## TASK DESCRIPTION
Copy out each line of the material in which the word "alebo" appears.

[Extracted data entries]
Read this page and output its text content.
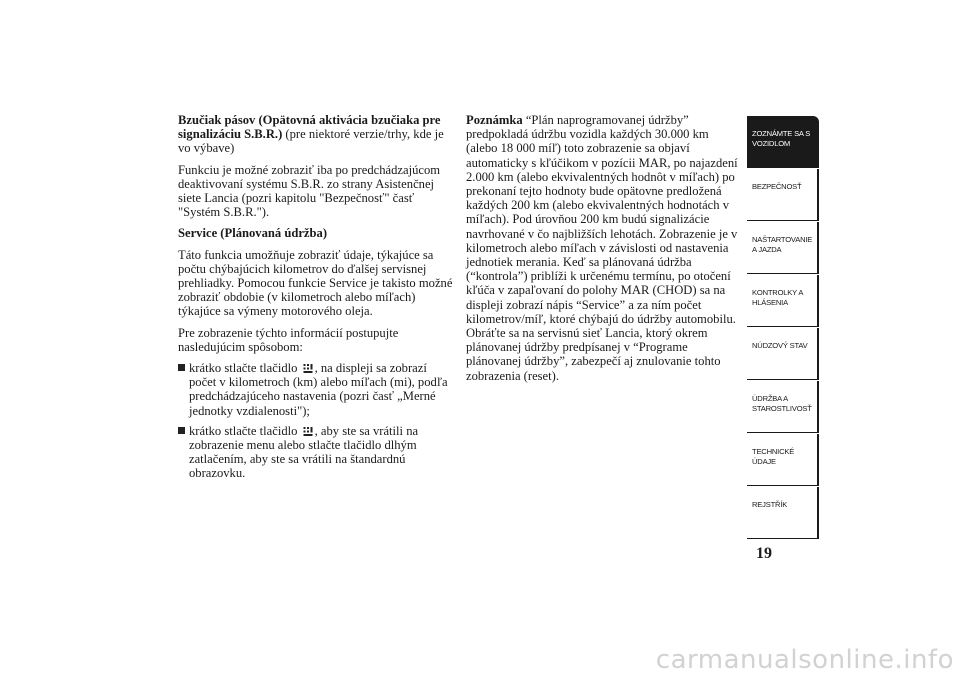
Bzučiak pásov (Opätovná aktivácia bzučiaka pre signalizáciu S.B.R.) (pre niektoré verzie/trhy, kde je vo výbave)

Funkciu je možné zobraziť iba po predchádzajúcom deaktivovaní systému S.B.R. zo strany Asistenčnej siete Lancia (pozri kapitolu "Bezpečnosť" časť "Systém S.B.R.").

Service (Plánovaná údržba)

Táto funkcia umožňuje zobraziť údaje, týkajúce sa počtu chýbajúcich kilometrov do ďalšej servisnej prehliadky. Pomocou funkcie Service je takisto možné zobraziť obdobie (v kilometroch alebo míľach) týkajúce sa výmeny motorového oleja.

Pre zobrazenie týchto informácií postupujte nasledujúcim spôsobom:

krátko stlačte tlačidlo , na displeji sa zobrazí počet v kilometroch (km) alebo míľach (mi), podľa predchádzajúceho nastavenia (pozri časť „Merné jednotky vzdialenosti");
krátko stlačte tlačidlo , aby ste sa vrátili na zobrazenie menu alebo stlačte tlačidlo dlhým zatlačením, aby ste sa vrátili na štandardnú obrazovku.

Poznámka “Plán naprogramovanej údržby” predpokladá údržbu vozidla každých 30.000 km (alebo 18 000 míľ) toto zobrazenie sa objaví automaticky s kľúčikom v pozícii MAR, po najazdení 2.000 km (alebo ekvivalentných hodnôt v míľach) po prekonaní tejto hodnoty bude opätovne predložená každých 200 km (alebo ekvivalentných hodnotách v míľach). Pod úrovňou 200 km budú signalizácie navrhované v čo najbližších lehotách. Zobrazenie je v kilometroch alebo míľach v závislosti od nastavenia jednotiek merania. Keď sa plánovaná údržba (“kontrola”) priblíži k určenému termínu, po otočení kľúča v zapaľovaní do polohy MAR (CHOD) sa na displeji zobrazí nápis “Service” a za ním počet kilometrov/míľ, ktoré chýbajú do údržby automobilu. Obráťte sa na servisnú sieť Lancia, ktorý okrem plánovanej údržby predpísanej v “Programe plánovanej údržby”, zabezpečí aj znulovanie tohto zobrazenia (reset).

ZOZNÁMTE SA S
VOZIDLOM
BEZPEČNOSŤ
NAŠTARTOVANIE
A JAZDA
KONTROLKY A
HLÁSENIA
NÚDZOVÝ STAV
ÚDRŽBA A
STAROSTLIVOSŤ
TECHNICKÉ
ÚDAJE
REJSTŘÍK
19
carmanualsonline.info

## RESPONSE TO THIS TASK
Táto funkcia umožňuje zobraziť údaje, týkajúce sa počtu chýbajúcich kilometrov do ďalšej servisnej prehliadky. Pomocou funkcie Service je takisto možné zobraziť obdobie (v kilometroch alebo míľach) týkajúce sa výmeny motorového oleja.
krátko stlačte tlačidlo , na displeji sa zobrazí počet v kilometroch (km) alebo míľach (mi), podľa predchádzajúceho nastavenia (pozri časť „Merné jednotky vzdialenosti");
krátko stlačte tlačidlo , aby ste sa vrátili na zobrazenie menu alebo stlačte tlačidlo dlhým zatlačením, aby ste sa vrátili na štandardnú obrazovku.
Poznámka “Plán naprogramovanej údržby” predpokladá údržbu vozidla každých 30.000 km (alebo 18 000 míľ) toto zobrazenie sa objaví automaticky s kľúčikom v pozícii MAR, po najazdení 2.000 km (alebo ekvivalentných hodnôt v míľach) po prekonaní tejto hodnoty bude opätovne predložená každých 200 km (alebo ekvivalentných hodnotách v míľach). Pod úrovňou 200 km budú signalizácie navrhované v čo najbližších lehotách. Zobrazenie je v kilometroch alebo míľach v závislosti od nastavenia jednotiek merania. Keď sa plánovaná údržba (“kontrola”) priblíži k určenému termínu, po otočení kľúča v zapaľovaní do polohy MAR (CHOD) sa na displeji zobrazí nápis “Service” a za ním počet kilometrov/míľ, ktoré chýbajú do údržby automobilu. Obráťte sa na servisnú sieť Lancia, ktorý okrem plánovanej údržby predpísanej v “Programe plánovanej údržby”, zabezpečí aj znulovanie tohto zobrazenia (reset).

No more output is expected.